#### WHAT YOU HAVE TO DO
Every line containing the word "Family" needs to be found and copied.

#### MATERIAL PROVIDED
::::

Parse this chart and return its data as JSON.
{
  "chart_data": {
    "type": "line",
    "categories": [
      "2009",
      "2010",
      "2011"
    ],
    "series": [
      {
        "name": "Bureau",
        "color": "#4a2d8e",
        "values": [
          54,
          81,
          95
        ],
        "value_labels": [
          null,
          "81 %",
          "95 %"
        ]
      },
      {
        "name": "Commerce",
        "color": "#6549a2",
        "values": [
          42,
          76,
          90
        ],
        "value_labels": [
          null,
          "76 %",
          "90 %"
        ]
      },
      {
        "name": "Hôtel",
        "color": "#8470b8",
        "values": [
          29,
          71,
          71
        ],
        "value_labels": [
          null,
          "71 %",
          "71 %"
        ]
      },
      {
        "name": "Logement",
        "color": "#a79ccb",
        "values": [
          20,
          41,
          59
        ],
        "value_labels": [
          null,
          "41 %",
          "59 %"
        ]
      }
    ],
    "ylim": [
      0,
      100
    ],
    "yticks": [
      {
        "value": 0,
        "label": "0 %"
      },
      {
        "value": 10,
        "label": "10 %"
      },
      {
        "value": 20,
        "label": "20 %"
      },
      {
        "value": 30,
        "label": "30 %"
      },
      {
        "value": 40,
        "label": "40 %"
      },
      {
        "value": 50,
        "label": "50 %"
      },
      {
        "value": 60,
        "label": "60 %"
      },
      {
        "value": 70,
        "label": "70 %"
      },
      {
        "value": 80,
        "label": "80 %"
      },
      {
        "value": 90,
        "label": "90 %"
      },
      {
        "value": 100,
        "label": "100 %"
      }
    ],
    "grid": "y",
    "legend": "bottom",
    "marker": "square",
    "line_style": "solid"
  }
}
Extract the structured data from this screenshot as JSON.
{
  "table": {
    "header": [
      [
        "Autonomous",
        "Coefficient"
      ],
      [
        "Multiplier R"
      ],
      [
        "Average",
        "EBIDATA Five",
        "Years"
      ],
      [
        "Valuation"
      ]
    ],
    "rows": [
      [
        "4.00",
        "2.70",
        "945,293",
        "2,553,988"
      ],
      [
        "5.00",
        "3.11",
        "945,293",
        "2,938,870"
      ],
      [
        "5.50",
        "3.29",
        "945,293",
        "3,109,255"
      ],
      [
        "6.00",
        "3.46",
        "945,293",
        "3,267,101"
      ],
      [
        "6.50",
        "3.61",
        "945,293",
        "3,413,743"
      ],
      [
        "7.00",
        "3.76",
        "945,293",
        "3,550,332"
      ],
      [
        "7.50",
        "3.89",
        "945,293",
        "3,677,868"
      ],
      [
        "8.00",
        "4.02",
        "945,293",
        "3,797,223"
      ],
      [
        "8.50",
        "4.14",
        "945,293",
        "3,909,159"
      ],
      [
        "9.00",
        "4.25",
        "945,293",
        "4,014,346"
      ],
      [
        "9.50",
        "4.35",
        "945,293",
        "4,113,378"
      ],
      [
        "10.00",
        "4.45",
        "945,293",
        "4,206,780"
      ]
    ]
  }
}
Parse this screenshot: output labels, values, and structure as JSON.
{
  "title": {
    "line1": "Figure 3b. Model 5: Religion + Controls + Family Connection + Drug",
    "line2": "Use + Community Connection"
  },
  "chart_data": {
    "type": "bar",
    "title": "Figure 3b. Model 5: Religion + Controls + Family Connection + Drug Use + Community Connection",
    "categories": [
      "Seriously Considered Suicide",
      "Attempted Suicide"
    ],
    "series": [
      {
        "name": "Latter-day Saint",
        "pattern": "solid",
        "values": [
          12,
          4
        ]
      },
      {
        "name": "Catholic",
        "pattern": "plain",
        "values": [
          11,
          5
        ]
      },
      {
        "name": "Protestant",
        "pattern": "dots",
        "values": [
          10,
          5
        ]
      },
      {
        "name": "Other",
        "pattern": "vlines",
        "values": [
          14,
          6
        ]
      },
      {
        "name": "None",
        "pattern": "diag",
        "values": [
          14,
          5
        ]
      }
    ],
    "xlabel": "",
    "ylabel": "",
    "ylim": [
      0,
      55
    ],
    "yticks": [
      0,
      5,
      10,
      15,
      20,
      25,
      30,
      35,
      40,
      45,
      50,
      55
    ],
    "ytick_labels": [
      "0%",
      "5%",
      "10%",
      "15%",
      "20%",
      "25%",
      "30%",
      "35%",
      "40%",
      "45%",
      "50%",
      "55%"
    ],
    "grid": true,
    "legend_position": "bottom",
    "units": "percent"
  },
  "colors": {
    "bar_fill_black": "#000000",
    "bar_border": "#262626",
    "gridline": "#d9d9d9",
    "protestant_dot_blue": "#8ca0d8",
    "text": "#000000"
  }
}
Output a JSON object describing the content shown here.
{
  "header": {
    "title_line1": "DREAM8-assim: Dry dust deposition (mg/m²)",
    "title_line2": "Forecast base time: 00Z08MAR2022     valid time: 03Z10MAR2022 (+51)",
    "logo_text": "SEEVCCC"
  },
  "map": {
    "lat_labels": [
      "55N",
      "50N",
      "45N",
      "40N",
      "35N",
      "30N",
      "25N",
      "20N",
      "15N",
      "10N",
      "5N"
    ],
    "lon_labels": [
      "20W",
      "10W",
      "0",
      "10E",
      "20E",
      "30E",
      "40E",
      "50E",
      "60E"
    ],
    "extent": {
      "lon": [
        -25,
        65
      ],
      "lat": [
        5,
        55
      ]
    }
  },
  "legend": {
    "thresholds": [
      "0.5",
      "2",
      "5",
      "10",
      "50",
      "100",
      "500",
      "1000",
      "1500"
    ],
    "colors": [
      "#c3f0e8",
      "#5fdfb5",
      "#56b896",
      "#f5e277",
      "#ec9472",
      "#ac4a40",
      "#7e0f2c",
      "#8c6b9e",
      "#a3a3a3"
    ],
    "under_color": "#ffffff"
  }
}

::::

#### REPLY TO THE EXERCISE
    "line1": "Figure 3b. Model 5: Religion + Controls + Family Connection + Drug",
    "title": "Figure 3b. Model 5: Religion + Controls + Family Connection + Drug Use + Community Connection",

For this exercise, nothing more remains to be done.